(Records from a data collection)
────────────────

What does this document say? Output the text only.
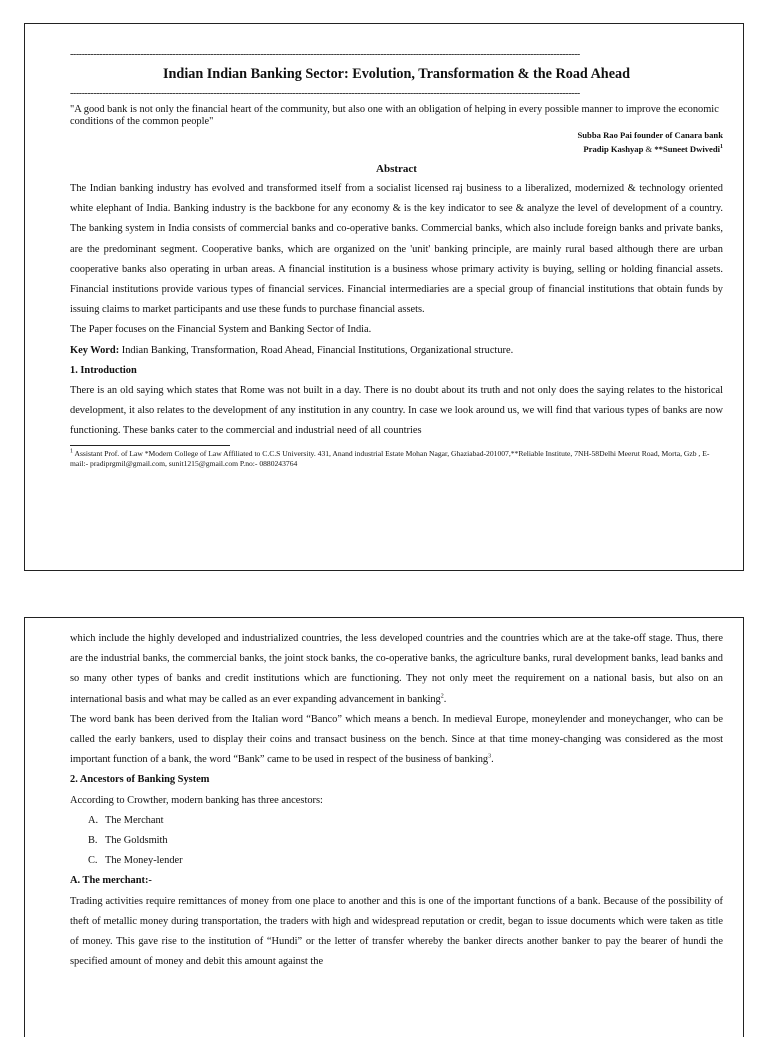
------------------------------------------------------------------------------------------------------------------------------------------------------------------------------
Indian Indian Banking Sector: Evolution, Transformation & the Road Ahead
------------------------------------------------------------------------------------------------------------------------------------------------------------------------------
"A good bank is not only the financial heart of the community, but also one with an obligation of helping in every possible manner to improve the economic conditions of the common people"
Subba Rao Pai founder of Canara bank
Pradip Kashyap & **Suneet Dwivedi$^1$
Abstract

The Indian banking industry has evolved and transformed itself from a socialist licensed raj business to a liberalized, modernized & technology oriented white elephant of India. Banking industry is the backbone for any economy & is the key indicator to see & analyze the level of development of a country. The banking system in India consists of commercial banks and co-operative banks. Commercial banks, which also include foreign banks and private banks, are the predominant segment. Cooperative banks, which are organized on the 'unit' banking principle, are mainly rural based although there are urban cooperative banks also operating in urban areas. A financial institution is a business whose primary activity is buying, selling or holding financial assets. Financial institutions provide various types of financial services. Financial intermediaries are a special group of financial institutions that obtain funds by issuing claims to market participants and use these funds to purchase financial assets.

The Paper focuses on the Financial System and Banking Sector of India.

Key Word: Indian Banking, Transformation, Road Ahead, Financial Institutions, Organizational structure.

1. Introduction

There is an old saying which states that Rome was not built in a day. There is no doubt about its truth and not only does the saying relates to the historical development, it also relates to the development of any institution in any country. In case we look around us, we will find that various types of banks are now functioning. These banks cater to the commercial and industrial need of all countries

$^1$ Assistant Prof. of Law *Modern College of Law Affiliated to C.C.S University. 431, Anand industrial Estate Mohan Nagar, Ghaziabad-201007,**Reliable Institute, 7NH-58Delhi Meerut Road, Morta, Gzb , E-mail:- pradiprgmil@gmail.com, sunit1215@gmail.com P.no:- 0880243764

which include the highly developed and industrialized countries, the less developed countries and the countries which are at the take-off stage. Thus, there are the industrial banks, the commercial banks, the joint stock banks, the co-operative banks, the agriculture banks, rural development banks, lead banks and so many other types of banks and credit institutions which are functioning. They not only meet the requirement on a national basis, but also on an international basis and what may be called as an ever expanding advancement in banking$^2$.

The word bank has been derived from the Italian word “Banco” which means a bench. In medieval Europe, moneylender and moneychanger, who can be called the early bankers, used to display their coins and transact business on the bench. Since at that time money-changing was considered as the most important function of a bank, the word “Bank” came to be used in respect of the business of banking$^3$.

2. Ancestors of Banking System

According to Crowther, modern banking has three ancestors:

A. The Merchant
B. The Goldsmith
C. The Money-lender

A. The merchant:-

Trading activities require remittances of money from one place to another and this is one of the important functions of a bank. Because of the possibility of theft of metallic money during transportation, the traders with high and widespread reputation or credit, began to issue documents which were taken as title of money. This gave rise to the institution of “Hundi” or the letter of transfer whereby the banker directs another banker to pay the bearer of hundi the specified amount of money and debit this amount against the
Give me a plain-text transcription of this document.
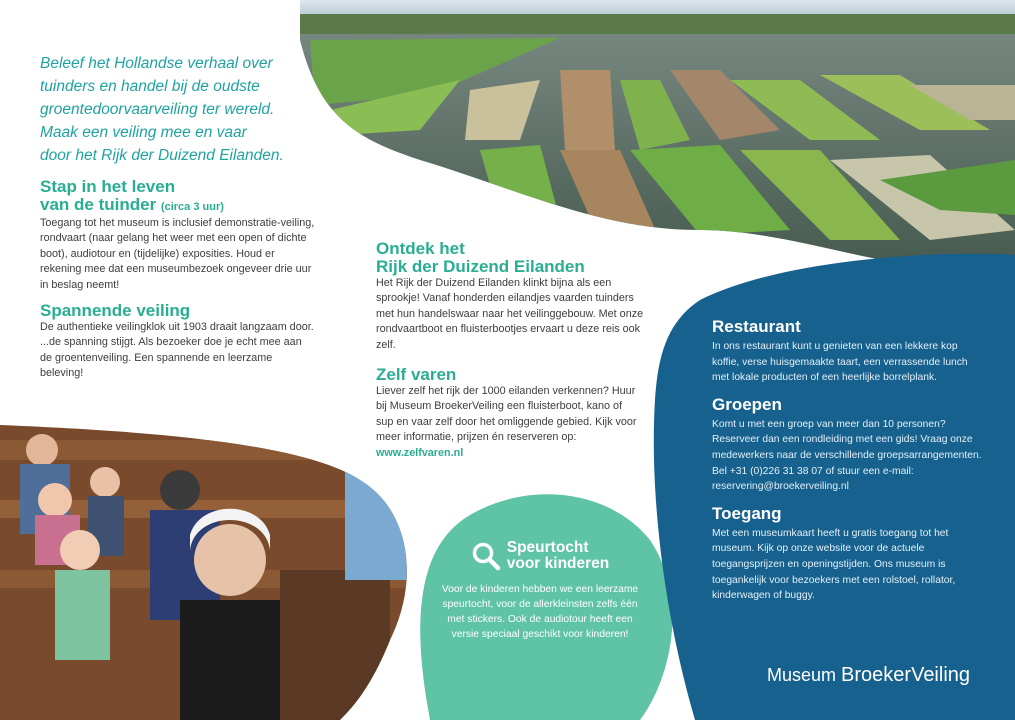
Beleef het Hollandse verhaal over
tuinders en handel bij de oudste
groentedoorvaarveiling ter wereld.
Maak een veiling mee en vaar
door het Rijk der Duizend Eilanden.
Stap in het leven
van de tuinder (circa 3 uur)

Toegang tot het museum is inclusief demonstratie-veiling, rondvaart (naar gelang het weer met een open of dichte boot), audiotour en (tijdelijke) exposities. Houd er rekening mee dat een museumbezoek ongeveer drie uur in beslag neemt!

Spannende veiling

De authentieke veilingklok uit 1903 draait langzaam door. ...de spanning stijgt. Als bezoeker doe je echt mee aan de groentenveiling. Een spannende en leerzame beleving!

Ontdek het
Rijk der Duizend Eilanden

Het Rijk der Duizend Eilanden klinkt bijna als een sprookje! Vanaf honderden eilandjes vaarden tuinders met hun handelswaar naar het veilinggebouw. Met onze rondvaartboot en fluisterbootjes ervaart u deze reis ook zelf.

Zelf varen

Liever zelf het rijk der 1000 eilanden verkennen? Huur bij Museum BroekerVeiling een fluisterboot, kano of sup en vaar zelf door het omliggende gebied. Kijk voor meer informatie, prijzen én reserveren op: www.zelfvaren.nl

Speurtocht
voor kinderen

Voor de kinderen hebben we een leerzame speurtocht, voor de allerkleinsten zelfs één met stickers. Ook de audiotour heeft een versie speciaal geschikt voor kinderen!

Restaurant

In ons restaurant kunt u genieten van een lekkere kop koffie, verse huisgemaakte taart, een verrassende lunch met lokale producten of een heerlijke borrelplank.

Groepen

Komt u met een groep van meer dan 10 personen? Reserveer dan een rondleiding met een gids! Vraag onze medewerkers naar de verschillende groepsarrangementen. Bel +31 (0)226 31 38 07 of stuur een e-mail: reservering@broekerveiling.nl

Toegang

Met een museumkaart heeft u gratis toegang tot het museum. Kijk op onze website voor de actuele toegangsprijzen en openingstijden. Ons museum is toegankelijk voor bezoekers met een rolstoel, rollator, kinderwagen of buggy.

Museum BroekerVeiling
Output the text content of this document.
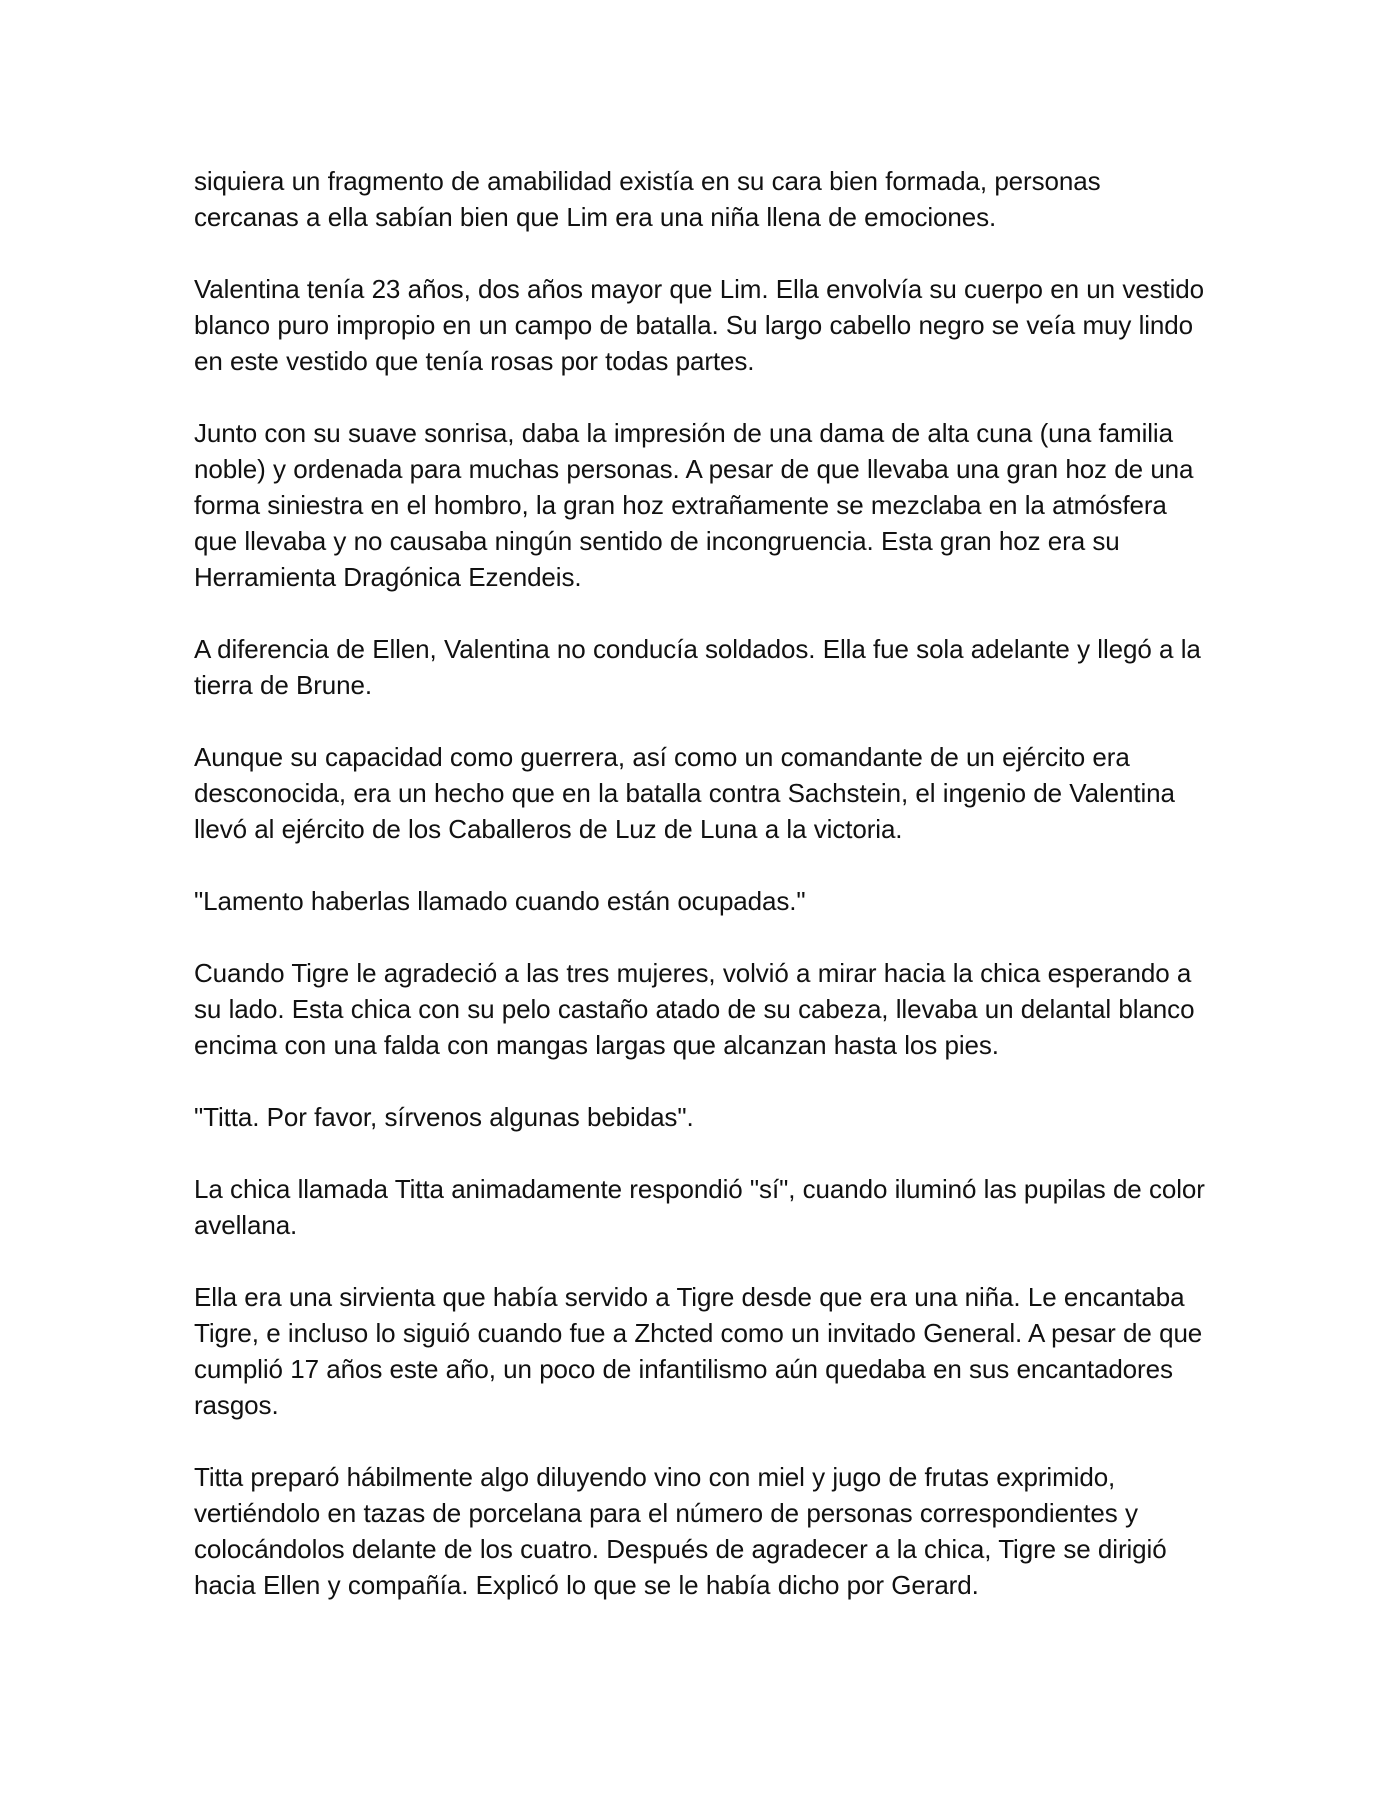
siquiera un fragmento de amabilidad existía en su cara bien formada, personas cercanas a ella sabían bien que Lim era una niña llena de emociones.

Valentina tenía 23 años, dos años mayor que Lim. Ella envolvía su cuerpo en un vestido blanco puro impropio en un campo de batalla. Su largo cabello negro se veía muy lindo en este vestido que tenía rosas por todas partes.

Junto con su suave sonrisa, daba la impresión de una dama de alta cuna (una familia noble) y ordenada para muchas personas. A pesar de que llevaba una gran hoz de una forma siniestra en el hombro, la gran hoz extrañamente se mezclaba en la atmósfera que llevaba y no causaba ningún sentido de incongruencia. Esta gran hoz era su Herramienta Dragónica Ezendeis.

A diferencia de Ellen, Valentina no conducía soldados. Ella fue sola adelante y llegó a la tierra de Brune.

Aunque su capacidad como guerrera, así como un comandante de un ejército era desconocida, era un hecho que en la batalla contra Sachstein, el ingenio de Valentina llevó al ejército de los Caballeros de Luz de Luna a la victoria.

"Lamento haberlas llamado cuando están ocupadas."

Cuando Tigre le agradeció a las tres mujeres, volvió a mirar hacia la chica esperando a su lado. Esta chica con su pelo castaño atado de su cabeza, llevaba un delantal blanco encima con una falda con mangas largas que alcanzan hasta los pies.

"Titta. Por favor, sírvenos algunas bebidas".

La chica llamada Titta animadamente respondió "sí", cuando iluminó las pupilas de color avellana.

Ella era una sirvienta que había servido a Tigre desde que era una niña. Le encantaba Tigre, e incluso lo siguió cuando fue a Zhcted como un invitado General. A pesar de que cumplió 17 años este año, un poco de infantilismo aún quedaba en sus encantadores rasgos.

Titta preparó hábilmente algo diluyendo vino con miel y jugo de frutas exprimido, vertiéndolo en tazas de porcelana para el número de personas correspondientes y colocándolos delante de los cuatro. Después de agradecer a la chica, Tigre se dirigió hacia Ellen y compañía. Explicó lo que se le había dicho por Gerard.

────────────────

> [Required task]: Without the pictures, reproduce every line of the records above exactly.

> [Written response]:
What does this document say? Output the text only.
------------------------------------------------------------------------------------------------------------------------------------------------------------------------------
Indian Indian Banking Sector: Evolution, Transformation & the Road Ahead
------------------------------------------------------------------------------------------------------------------------------------------------------------------------------
"A good bank is not only the financial heart of the community, but also one with an obligation of helping in every possible manner to improve the economic conditions of the common people"
Subba Rao Pai founder of Canara bank
Pradip Kashyap & **Suneet Dwivedi$^1$
Abstract

The Indian banking industry has evolved and transformed itself from a socialist licensed raj business to a liberalized, modernized & technology oriented white elephant of India. Banking industry is the backbone for any economy & is the key indicator to see & analyze the level of development of a country. The banking system in India consists of commercial banks and co-operative banks. Commercial banks, which also include foreign banks and private banks, are the predominant segment. Cooperative banks, which are organized on the 'unit' banking principle, are mainly rural based although there are urban cooperative banks also operating in urban areas. A financial institution is a business whose primary activity is buying, selling or holding financial assets. Financial institutions provide various types of financial services. Financial intermediaries are a special group of financial institutions that obtain funds by issuing claims to market participants and use these funds to purchase financial assets.

The Paper focuses on the Financial System and Banking Sector of India.

Key Word: Indian Banking, Transformation, Road Ahead, Financial Institutions, Organizational structure.

1. Introduction

There is an old saying which states that Rome was not built in a day. There is no doubt about its truth and not only does the saying relates to the historical development, it also relates to the development of any institution in any country. In case we look around us, we will find that various types of banks are now functioning. These banks cater to the commercial and industrial need of all countries

$^1$ Assistant Prof. of Law *Modern College of Law Affiliated to C.C.S University. 431, Anand industrial Estate Mohan Nagar, Ghaziabad-201007,**Reliable Institute, 7NH-58Delhi Meerut Road, Morta, Gzb , E-mail:- pradiprgmil@gmail.com, sunit1215@gmail.com P.no:- 0880243764

which include the highly developed and industrialized countries, the less developed countries and the countries which are at the take-off stage. Thus, there are the industrial banks, the commercial banks, the joint stock banks, the co-operative banks, the agriculture banks, rural development banks, lead banks and so many other types of banks and credit institutions which are functioning. They not only meet the requirement on a national basis, but also on an international basis and what may be called as an ever expanding advancement in banking$^2$.

The word bank has been derived from the Italian word “Banco” which means a bench. In medieval Europe, moneylender and moneychanger, who can be called the early bankers, used to display their coins and transact business on the bench. Since at that time money-changing was considered as the most important function of a bank, the word “Bank” came to be used in respect of the business of banking$^3$.

2. Ancestors of Banking System

According to Crowther, modern banking has three ancestors:

A. The Merchant
B. The Goldsmith
C. The Money-lender

A. The merchant:-

Trading activities require remittances of money from one place to another and this is one of the important functions of a bank. Because of the possibility of theft of metallic money during transportation, the traders with high and widespread reputation or credit, began to issue documents which were taken as title of money. This gave rise to the institution of “Hundi” or the letter of transfer whereby the banker directs another banker to pay the bearer of hundi the specified amount of money and debit this amount against the
Give me a plain-text transcription of this document.
Beleef het Hollandse verhaal over
tuinders en handel bij de oudste
groentedoorvaarveiling ter wereld.
Maak een veiling mee en vaar
door het Rijk der Duizend Eilanden.
Stap in het leven
van de tuinder (circa 3 uur)

Toegang tot het museum is inclusief demonstratie-veiling, rondvaart (naar gelang het weer met een open of dichte boot), audiotour en (tijdelijke) exposities. Houd er rekening mee dat een museumbezoek ongeveer drie uur in beslag neemt!

Spannende veiling

De authentieke veilingklok uit 1903 draait langzaam door. ...de spanning stijgt. Als bezoeker doe je echt mee aan de groentenveiling. Een spannende en leerzame beleving!

Ontdek het
Rijk der Duizend Eilanden

Het Rijk der Duizend Eilanden klinkt bijna als een sprookje! Vanaf honderden eilandjes vaarden tuinders met hun handelswaar naar het veilinggebouw. Met onze rondvaartboot en fluisterbootjes ervaart u deze reis ook zelf.

Zelf varen

Liever zelf het rijk der 1000 eilanden verkennen? Huur bij Museum BroekerVeiling een fluisterboot, kano of sup en vaar zelf door het omliggende gebied. Kijk voor meer informatie, prijzen én reserveren op: www.zelfvaren.nl

Speurtocht
voor kinderen

Voor de kinderen hebben we een leerzame speurtocht, voor de allerkleinsten zelfs één met stickers. Ook de audiotour heeft een versie speciaal geschikt voor kinderen!

Restaurant

In ons restaurant kunt u genieten van een lekkere kop koffie, verse huisgemaakte taart, een verrassende lunch met lokale producten of een heerlijke borrelplank.

Groepen

Komt u met een groep van meer dan 10 personen? Reserveer dan een rondleiding met een gids! Vraag onze medewerkers naar de verschillende groepsarrangementen. Bel +31 (0)226 31 38 07 of stuur een e-mail: reservering@broekerveiling.nl

Toegang

Met een museumkaart heeft u gratis toegang tot het museum. Kijk op onze website voor de actuele toegangsprijzen en openingstijden. Ons museum is toegankelijk voor bezoekers met een rolstoel, rollator, kinderwagen of buggy.

Museum BroekerVeiling
Output the text content of this document.
siquiera un fragmento de amabilidad existía en su cara bien formada, personas cercanas a ella sabían bien que Lim era una niña llena de emociones.

Valentina tenía 23 años, dos años mayor que Lim. Ella envolvía su cuerpo en un vestido blanco puro impropio en un campo de batalla. Su largo cabello negro se veía muy lindo en este vestido que tenía rosas por todas partes.

Junto con su suave sonrisa, daba la impresión de una dama de alta cuna (una familia noble) y ordenada para muchas personas. A pesar de que llevaba una gran hoz de una forma siniestra en el hombro, la gran hoz extrañamente se mezclaba en la atmósfera que llevaba y no causaba ningún sentido de incongruencia. Esta gran hoz era su Herramienta Dragónica Ezendeis.

A diferencia de Ellen, Valentina no conducía soldados. Ella fue sola adelante y llegó a la tierra de Brune.

Aunque su capacidad como guerrera, así como un comandante de un ejército era desconocida, era un hecho que en la batalla contra Sachstein, el ingenio de Valentina llevó al ejército de los Caballeros de Luz de Luna a la victoria.

"Lamento haberlas llamado cuando están ocupadas."

Cuando Tigre le agradeció a las tres mujeres, volvió a mirar hacia la chica esperando a su lado. Esta chica con su pelo castaño atado de su cabeza, llevaba un delantal blanco encima con una falda con mangas largas que alcanzan hasta los pies.

"Titta. Por favor, sírvenos algunas bebidas".

La chica llamada Titta animadamente respondió "sí", cuando iluminó las pupilas de color avellana.

Ella era una sirvienta que había servido a Tigre desde que era una niña. Le encantaba Tigre, e incluso lo siguió cuando fue a Zhcted como un invitado General. A pesar de que cumplió 17 años este año, un poco de infantilismo aún quedaba en sus encantadores rasgos.

Titta preparó hábilmente algo diluyendo vino con miel y jugo de frutas exprimido, vertiéndolo en tazas de porcelana para el número de personas correspondientes y colocándolos delante de los cuatro. Después de agradecer a la chica, Tigre se dirigió hacia Ellen y compañía. Explicó lo que se le había dicho por Gerard.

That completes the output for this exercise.